● Exercise prompt: Look below. Copy each line that has "this" in it.

● Given records:
__________________________________________________

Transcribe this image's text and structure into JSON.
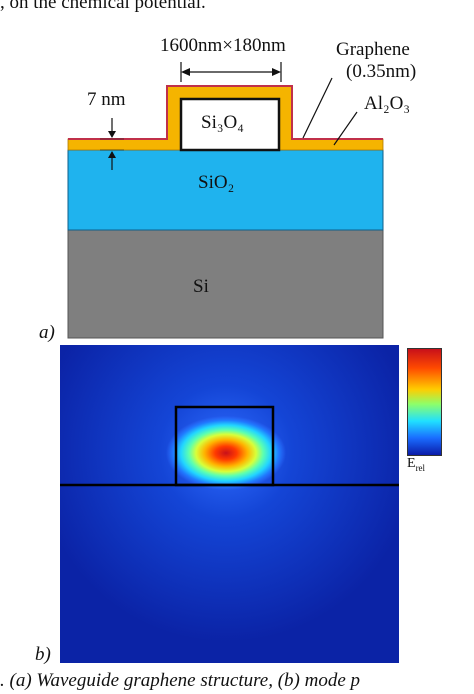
{
  "header_fragment": ", on the chemical potential.",
  "panel_a": {
    "tag": "a)",
    "dimension_label": "1600nm×180nm",
    "thickness_label": "7 nm",
    "graphene_label": "Graphene",
    "graphene_thickness": "(0.35nm)",
    "al2o3_label": "Al₂O₃",
    "si3o4_label": "Si₃O₄",
    "sio2_label": "SiO₂",
    "si_label": "Si"
  },
  "panel_b": {
    "tag": "b)",
    "colorbar_label_main": "E",
    "colorbar_label_sub": "rel"
  },
  "caption": {
    "text": ". (a) Waveguide graphene structure, (b) mode p"
  },
  "colors": {
    "al2o3": "#f5b400",
    "graphene": "#c0304a",
    "sio2": "#1fb3ee",
    "si": "#7f7f7f",
    "field_background": "#0c2fb8"
  }
}
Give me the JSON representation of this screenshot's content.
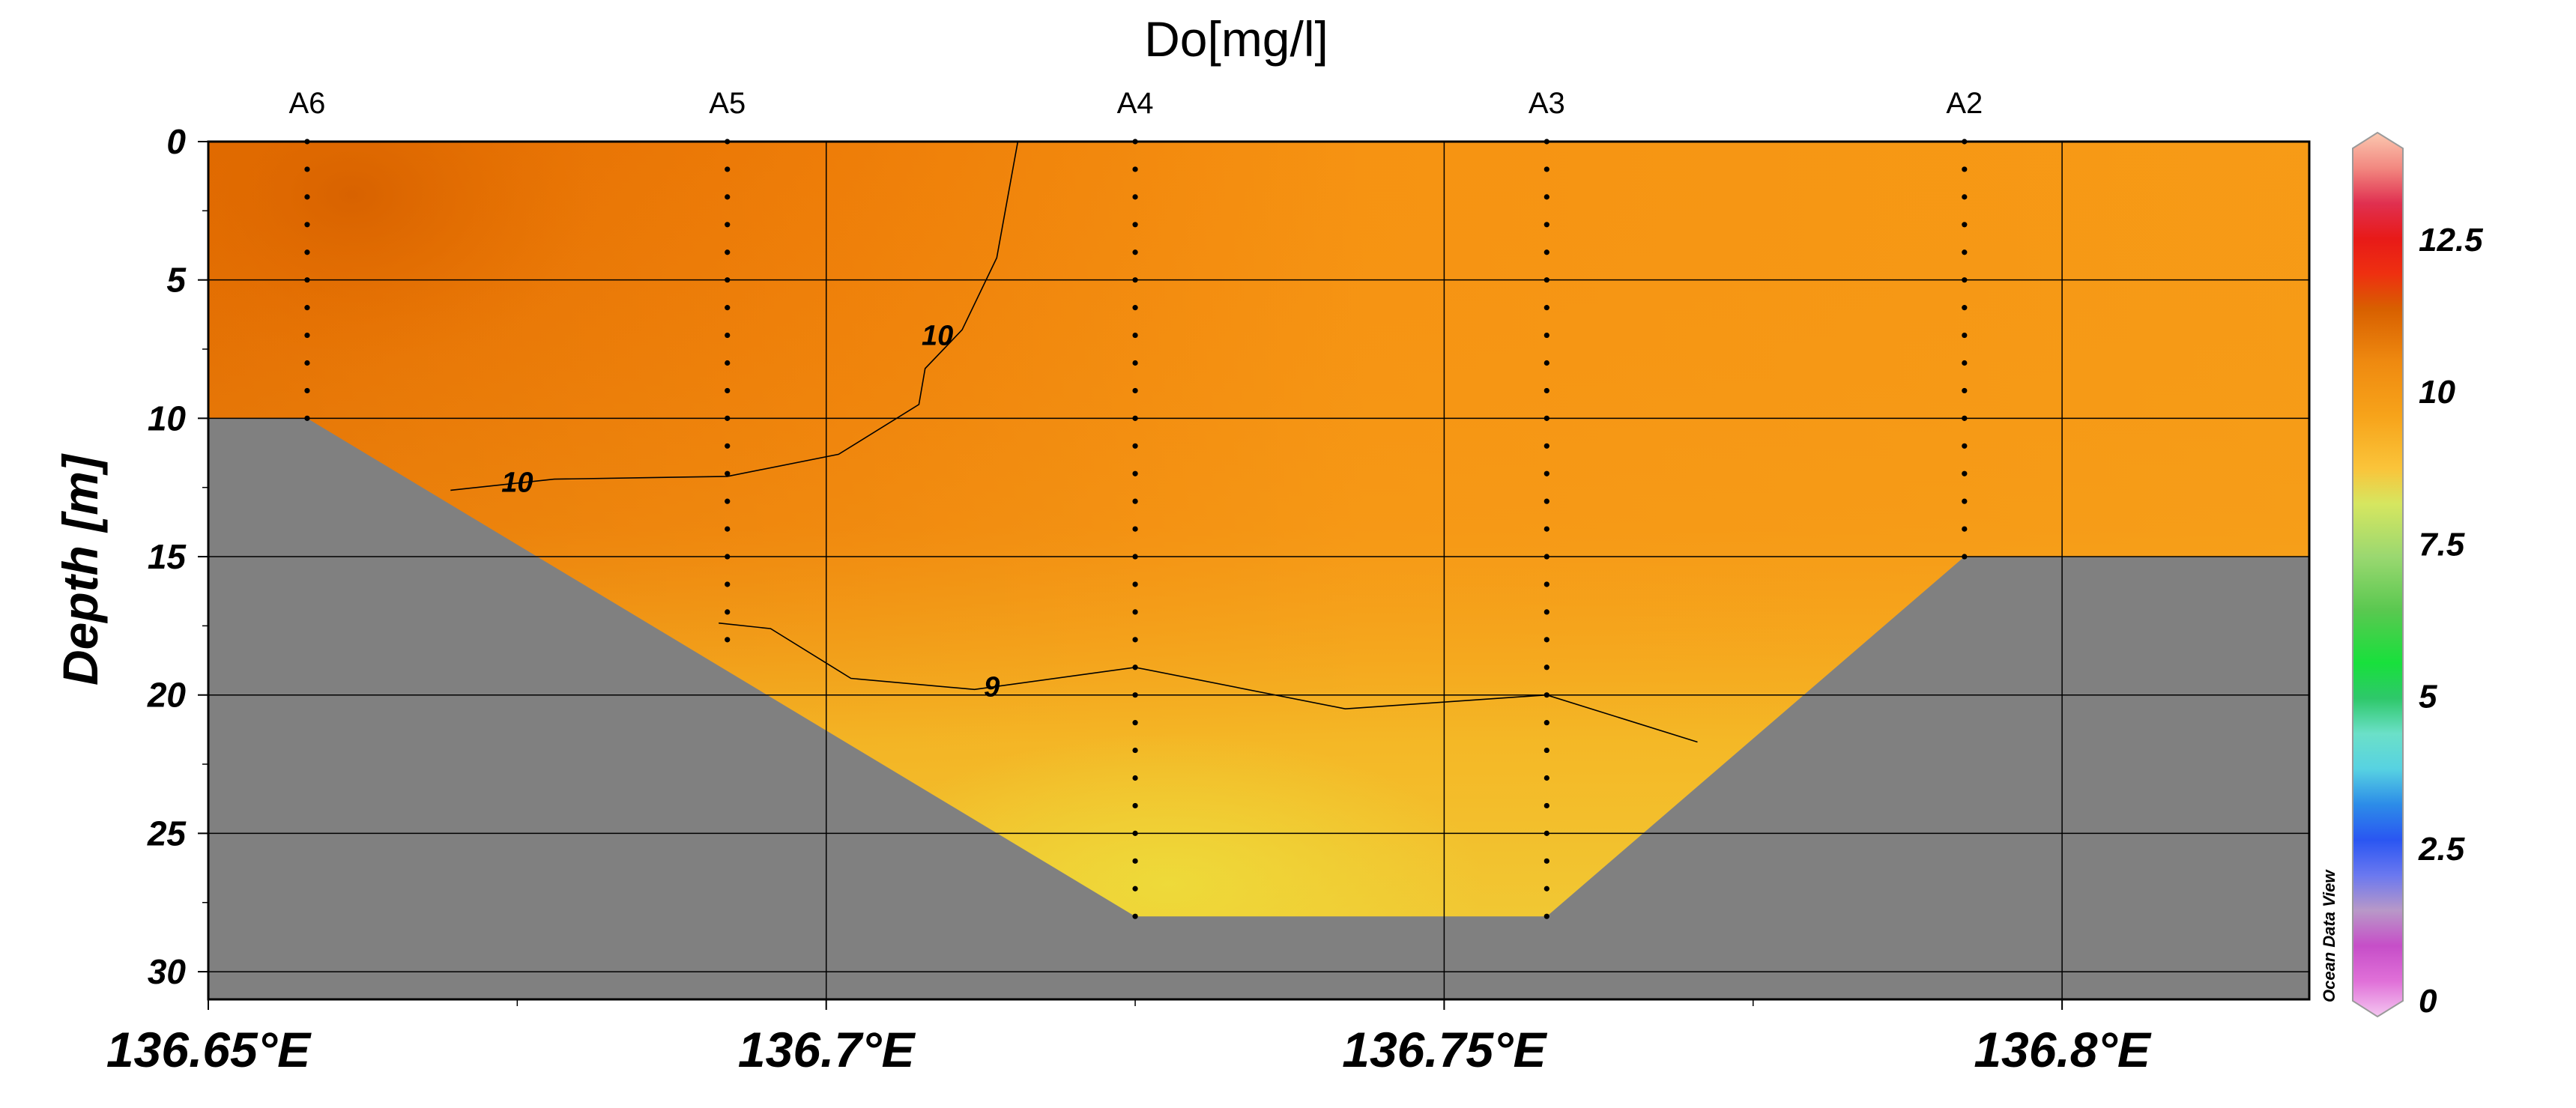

__________________________________________________

● Response below:
Transcribe this image's text and structure into JSON.
Give me the JSON representation of this screenshot's content.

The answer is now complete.